(A block of data)
.....
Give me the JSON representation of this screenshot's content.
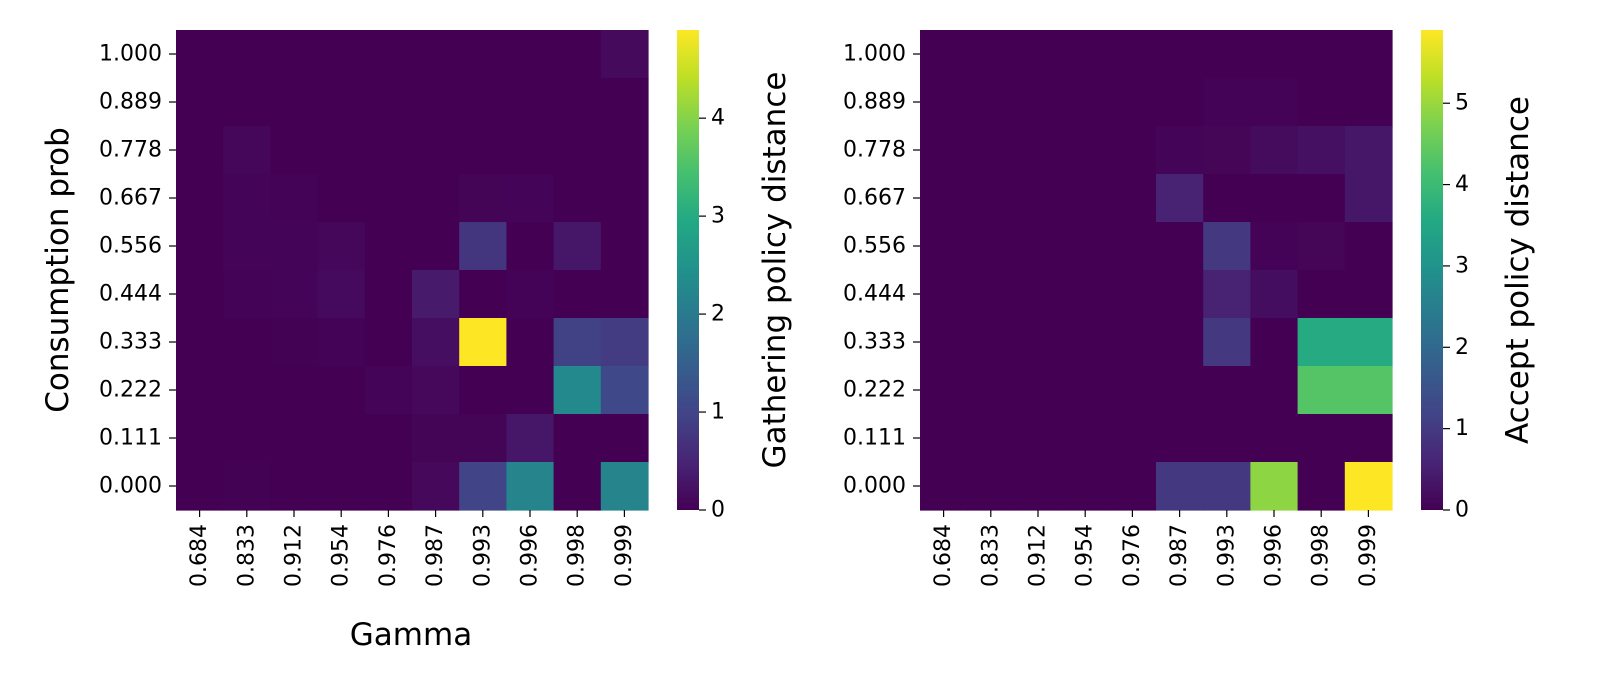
{
  "chart_data": [
    {
      "type": "heatmap",
      "xlabel": "Gamma",
      "ylabel": "Consumption prob",
      "colorbar_label": "Gathering policy distance",
      "colormap": "viridis",
      "colorbar_range": [
        0,
        4.9
      ],
      "colorbar_ticks": [
        "0",
        "1",
        "2",
        "3",
        "4"
      ],
      "x_categories": [
        "0.684",
        "0.833",
        "0.912",
        "0.954",
        "0.976",
        "0.987",
        "0.993",
        "0.996",
        "0.998",
        "0.999"
      ],
      "y_categories": [
        "1.000",
        "0.889",
        "0.778",
        "0.667",
        "0.556",
        "0.444",
        "0.333",
        "0.222",
        "0.111",
        "0.000"
      ],
      "values": [
        [
          0,
          0,
          0,
          0,
          0,
          0,
          0,
          0,
          0,
          0.12
        ],
        [
          0,
          0,
          0,
          0,
          0,
          0,
          0,
          0,
          0,
          0
        ],
        [
          0,
          0.08,
          0,
          0,
          0,
          0,
          0,
          0,
          0,
          0
        ],
        [
          0,
          0.06,
          0.03,
          0,
          0,
          0,
          0.05,
          0.04,
          0,
          0
        ],
        [
          0,
          0.06,
          0.04,
          0.09,
          0,
          0,
          0.75,
          0,
          0.3,
          0
        ],
        [
          0,
          0.03,
          0.04,
          0.13,
          0,
          0.35,
          0,
          0.03,
          0,
          0
        ],
        [
          0,
          0,
          0.02,
          0.03,
          0,
          0.18,
          4.9,
          0,
          0.95,
          0.85
        ],
        [
          0,
          0,
          0,
          0,
          0.04,
          0.1,
          0,
          0,
          2.3,
          1.05
        ],
        [
          0,
          0,
          0,
          0,
          0,
          0.05,
          0.05,
          0.3,
          0,
          0
        ],
        [
          0,
          0.02,
          0,
          0,
          0,
          0.1,
          1.0,
          2.2,
          0,
          2.2
        ]
      ]
    },
    {
      "type": "heatmap",
      "xlabel": "",
      "ylabel": "",
      "colorbar_label": "Accept policy distance",
      "colormap": "viridis",
      "colorbar_range": [
        0,
        5.9
      ],
      "colorbar_ticks": [
        "0",
        "1",
        "2",
        "3",
        "4",
        "5"
      ],
      "x_categories": [
        "0.684",
        "0.833",
        "0.912",
        "0.954",
        "0.976",
        "0.987",
        "0.993",
        "0.996",
        "0.998",
        "0.999"
      ],
      "y_categories": [
        "1.000",
        "0.889",
        "0.778",
        "0.667",
        "0.556",
        "0.444",
        "0.333",
        "0.222",
        "0.111",
        "0.000"
      ],
      "values": [
        [
          0,
          0,
          0,
          0,
          0,
          0,
          0,
          0,
          0,
          0
        ],
        [
          0,
          0,
          0,
          0,
          0,
          0,
          0.03,
          0.04,
          0,
          0
        ],
        [
          0,
          0,
          0,
          0,
          0,
          0.05,
          0.08,
          0.18,
          0.25,
          0.35
        ],
        [
          0,
          0,
          0,
          0,
          0,
          0.55,
          0,
          0,
          0,
          0.35
        ],
        [
          0,
          0,
          0,
          0,
          0,
          0,
          0.95,
          0.04,
          0.08,
          0
        ],
        [
          0,
          0,
          0,
          0,
          0,
          0,
          0.55,
          0.2,
          0,
          0
        ],
        [
          0,
          0,
          0,
          0,
          0,
          0,
          0.95,
          0,
          3.6,
          3.6
        ],
        [
          0,
          0,
          0,
          0,
          0,
          0,
          0,
          0,
          4.3,
          4.3
        ],
        [
          0,
          0,
          0,
          0,
          0,
          0,
          0,
          0,
          0,
          0
        ],
        [
          0,
          0,
          0,
          0,
          0,
          0.95,
          0.95,
          4.9,
          0,
          5.9
        ]
      ]
    }
  ]
}
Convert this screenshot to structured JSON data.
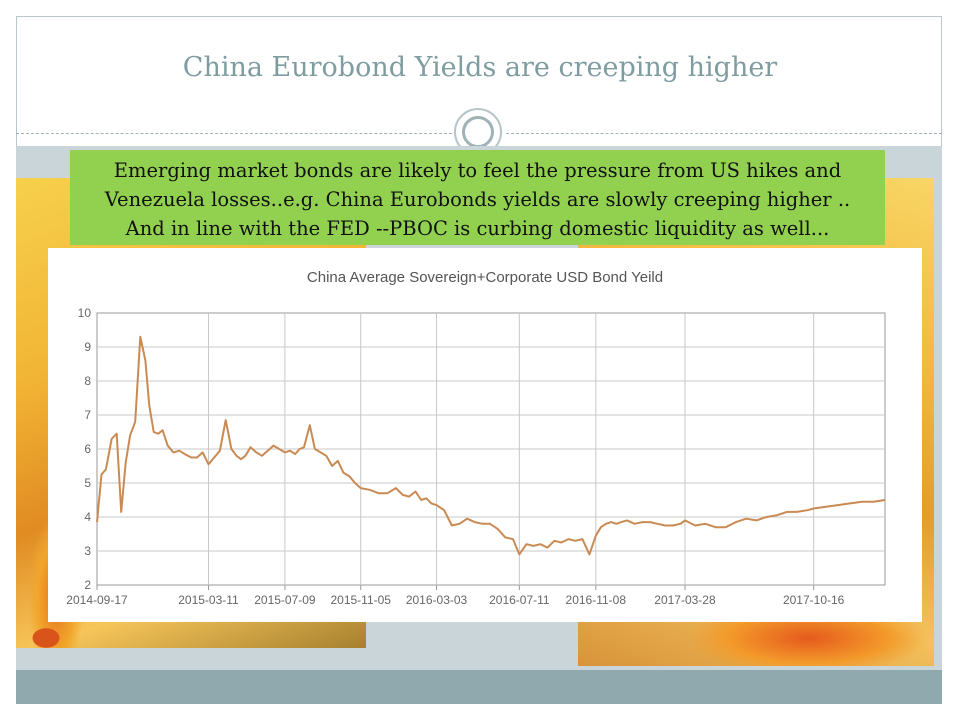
{
  "slide": {
    "title": "China Eurobond Yields are creeping higher",
    "callout_lines": [
      "Emerging market bonds are likely to feel the pressure from US hikes and",
      "Venezuela losses..e.g. China Eurobonds yields are slowly creeping higher ..",
      "And in line with the FED --PBOC is curbing domestic liquidity as well..."
    ],
    "colors": {
      "callout_bg": "#92d050",
      "title": "#7f9ca1",
      "band": "#c9d5d8",
      "footer": "#8fa9ae"
    }
  },
  "chart_data": {
    "type": "line",
    "title": "China Average Sovereign+Corporate  USD Bond Yeild",
    "xlabel": "",
    "ylabel": "",
    "ylim": [
      2,
      10
    ],
    "yticks": [
      2,
      3,
      4,
      5,
      6,
      7,
      8,
      9,
      10
    ],
    "xlim": [
      "2014-09-17",
      "2018-02-05"
    ],
    "xticks": [
      "2014-09-17",
      "2015-03-11",
      "2015-07-09",
      "2015-11-05",
      "2016-03-03",
      "2016-07-11",
      "2016-11-08",
      "2017-03-28",
      "2017-10-16"
    ],
    "grid": true,
    "line_color": "#c98a53",
    "series": [
      {
        "x": [
          "2014-09-17",
          "2014-09-24",
          "2014-10-01",
          "2014-10-10",
          "2014-10-18",
          "2014-10-25",
          "2014-11-01",
          "2014-11-08",
          "2014-11-16",
          "2014-11-24",
          "2014-12-02",
          "2014-12-08",
          "2014-12-15",
          "2014-12-22",
          "2014-12-29",
          "2015-01-06",
          "2015-01-15",
          "2015-01-24",
          "2015-02-02",
          "2015-02-12",
          "2015-02-21",
          "2015-03-02",
          "2015-03-11",
          "2015-03-20",
          "2015-03-29",
          "2015-04-07",
          "2015-04-16",
          "2015-04-24",
          "2015-05-01",
          "2015-05-08",
          "2015-05-16",
          "2015-05-25",
          "2015-06-03",
          "2015-06-12",
          "2015-06-21",
          "2015-06-30",
          "2015-07-09",
          "2015-07-17",
          "2015-07-25",
          "2015-08-01",
          "2015-08-08",
          "2015-08-17",
          "2015-08-25",
          "2015-09-03",
          "2015-09-12",
          "2015-09-21",
          "2015-09-30",
          "2015-10-09",
          "2015-10-18",
          "2015-10-27",
          "2015-11-05",
          "2015-11-19",
          "2015-12-03",
          "2015-12-17",
          "2015-12-30",
          "2016-01-10",
          "2016-01-20",
          "2016-01-30",
          "2016-02-08",
          "2016-02-16",
          "2016-02-24",
          "2016-03-03",
          "2016-03-15",
          "2016-03-27",
          "2016-04-08",
          "2016-04-20",
          "2016-05-02",
          "2016-05-14",
          "2016-05-26",
          "2016-06-07",
          "2016-06-19",
          "2016-07-01",
          "2016-07-11",
          "2016-07-22",
          "2016-08-02",
          "2016-08-13",
          "2016-08-24",
          "2016-09-04",
          "2016-09-15",
          "2016-09-26",
          "2016-10-07",
          "2016-10-18",
          "2016-10-29",
          "2016-11-08",
          "2016-11-16",
          "2016-11-24",
          "2016-12-02",
          "2016-12-10",
          "2016-12-18",
          "2016-12-27",
          "2017-01-08",
          "2017-01-20",
          "2017-02-01",
          "2017-02-13",
          "2017-02-25",
          "2017-03-09",
          "2017-03-21",
          "2017-03-28",
          "2017-04-13",
          "2017-04-29",
          "2017-05-15",
          "2017-05-31",
          "2017-06-16",
          "2017-07-02",
          "2017-07-18",
          "2017-08-03",
          "2017-08-19",
          "2017-09-04",
          "2017-09-20",
          "2017-10-06",
          "2017-10-16",
          "2017-11-04",
          "2017-11-23",
          "2017-12-12",
          "2017-12-31",
          "2018-01-18",
          "2018-02-05"
        ],
        "values": [
          3.85,
          5.25,
          5.4,
          6.3,
          6.45,
          4.15,
          5.6,
          6.4,
          6.8,
          9.3,
          8.6,
          7.3,
          6.5,
          6.45,
          6.55,
          6.1,
          5.9,
          5.95,
          5.85,
          5.75,
          5.75,
          5.9,
          5.55,
          5.75,
          5.95,
          6.85,
          6.0,
          5.8,
          5.7,
          5.8,
          6.05,
          5.9,
          5.8,
          5.95,
          6.1,
          6.0,
          5.9,
          5.95,
          5.85,
          6.0,
          6.05,
          6.7,
          6.0,
          5.9,
          5.8,
          5.5,
          5.65,
          5.3,
          5.2,
          5.0,
          4.85,
          4.8,
          4.7,
          4.7,
          4.85,
          4.65,
          4.6,
          4.75,
          4.5,
          4.55,
          4.4,
          4.35,
          4.2,
          3.75,
          3.8,
          3.95,
          3.85,
          3.8,
          3.8,
          3.65,
          3.4,
          3.35,
          2.9,
          3.2,
          3.15,
          3.2,
          3.1,
          3.3,
          3.25,
          3.35,
          3.3,
          3.35,
          2.9,
          3.45,
          3.7,
          3.8,
          3.85,
          3.8,
          3.85,
          3.9,
          3.8,
          3.85,
          3.85,
          3.8,
          3.75,
          3.75,
          3.8,
          3.9,
          3.75,
          3.8,
          3.7,
          3.7,
          3.85,
          3.95,
          3.9,
          4.0,
          4.05,
          4.15,
          4.15,
          4.2,
          4.25,
          4.3,
          4.35,
          4.4,
          4.45,
          4.45,
          4.5
        ]
      }
    ]
  }
}
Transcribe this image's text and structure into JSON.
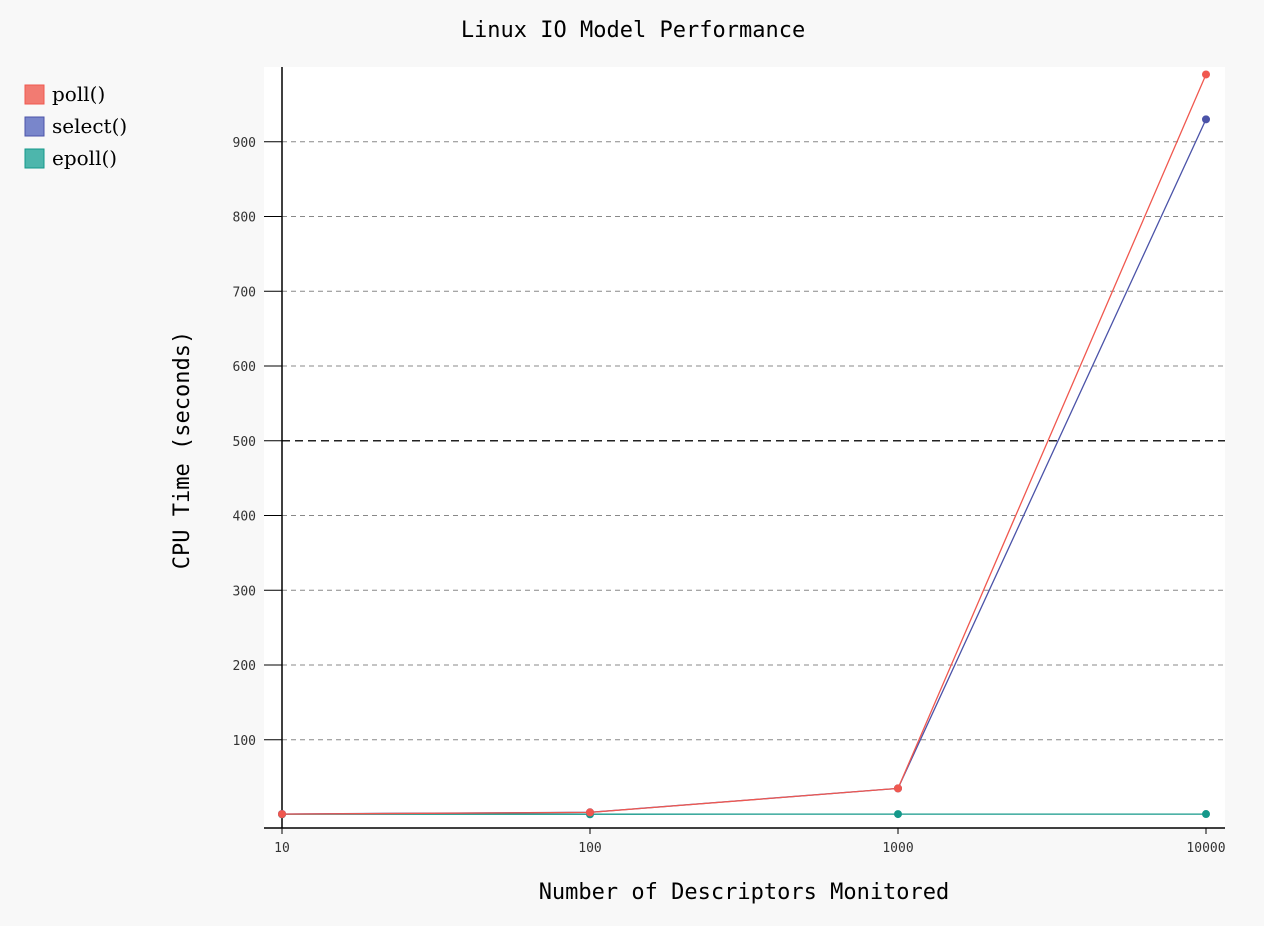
{
  "chart_data": {
    "type": "line",
    "title": "Linux IO Model Performance",
    "xlabel": "Number of Descriptors Monitored",
    "ylabel": "CPU Time (seconds)",
    "x_scale": "log",
    "x": [
      10,
      100,
      1000,
      10000
    ],
    "x_tick_labels": [
      "10",
      "100",
      "1000",
      "10000"
    ],
    "y_ticks": [
      100,
      200,
      300,
      400,
      500,
      600,
      700,
      800,
      900
    ],
    "ylim": [
      -18,
      1000
    ],
    "grid": "horizontal dashed",
    "highlight_gridline": 500,
    "legend_position": "top-left",
    "series": [
      {
        "name": "poll()",
        "color": "#f0584f",
        "legend_color": "#f27b72",
        "values": [
          0.61,
          2.9,
          35,
          990
        ]
      },
      {
        "name": "select()",
        "color": "#4b53a8",
        "legend_color": "#7986cb",
        "values": [
          0.73,
          3.0,
          35,
          930
        ]
      },
      {
        "name": "epoll()",
        "color": "#14988a",
        "legend_color": "#4db6ac",
        "values": [
          0.41,
          0.41,
          0.61,
          0.66
        ]
      }
    ]
  }
}
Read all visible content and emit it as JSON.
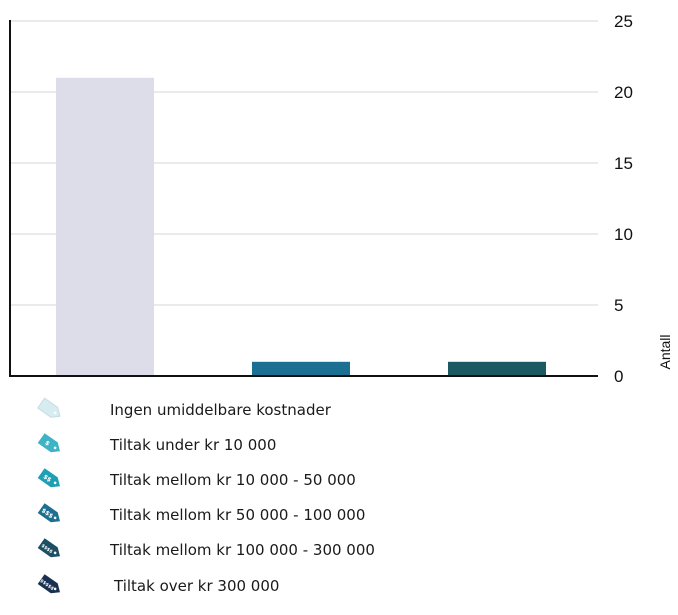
{
  "chart_data": {
    "type": "bar",
    "categories": [
      "Ingen umiddelbare kostnader",
      "Tiltak under kr 10 000",
      "Tiltak mellom kr 10 000 - 50 000"
    ],
    "values": [
      21,
      1,
      1
    ],
    "colors": [
      "#dcdde8",
      "#1a6f93",
      "#1c5a63"
    ],
    "ylabel": "Antall",
    "ylim": [
      0,
      25
    ],
    "yticks": [
      "0",
      "5",
      "10",
      "15",
      "20",
      "25"
    ],
    "grid": true,
    "yaxis_side": "right"
  },
  "legend": {
    "items": [
      {
        "label": "Ingen umiddelbare kostnader",
        "icon": "price-tag-icon",
        "mark": "",
        "color": "#d6ecf0"
      },
      {
        "label": "Tiltak under kr 10 000",
        "icon": "price-tag-icon",
        "mark": "$",
        "color": "#3fb3c6"
      },
      {
        "label": "Tiltak mellom kr 10 000 - 50 000",
        "icon": "price-tag-icon",
        "mark": "$$",
        "color": "#1f9fb3"
      },
      {
        "label": "Tiltak mellom kr 50 000 - 100 000",
        "icon": "price-tag-icon",
        "mark": "$$$",
        "color": "#1e6f8f"
      },
      {
        "label": "Tiltak mellom kr 100 000 - 300 000",
        "icon": "price-tag-icon",
        "mark": "$$$$",
        "color": "#1b4f63"
      },
      {
        "label": "Tiltak over kr  300 000",
        "icon": "price-tag-icon",
        "mark": "$$$$$",
        "color": "#1a3050"
      }
    ]
  }
}
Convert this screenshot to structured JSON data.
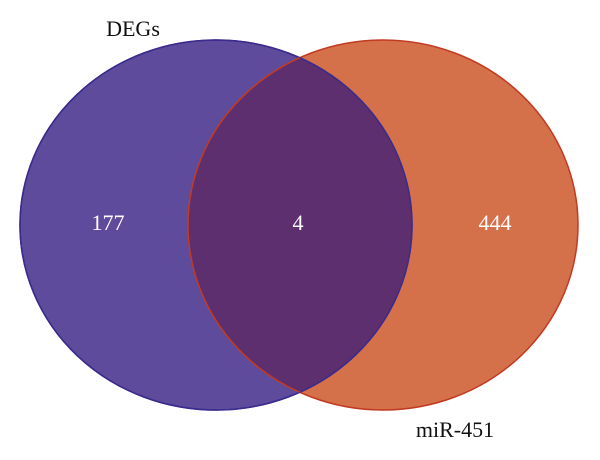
{
  "chart_data": {
    "type": "venn",
    "sets": [
      {
        "name": "DEGs",
        "color": "#5f4b9b",
        "edge": "#3b2b8c"
      },
      {
        "name": "miR-451",
        "color": "#d4704a",
        "edge": "#c23a22"
      }
    ],
    "values": [
      177,
      4,
      444
    ],
    "overlap_color": "#5d2f6f"
  }
}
.....
#### WHAT YOU HAVE TO DO:
Search the data for the string "China". List each line that has it.

#### RESULT:
    "title": "China Eurobond Yields are creeping higher",
      "Venezuela losses..e.g. China Eurobonds yields are slowly creeping higher ..",
    "title": "China Average Sovereign+Corporate  USD Bond Yeild",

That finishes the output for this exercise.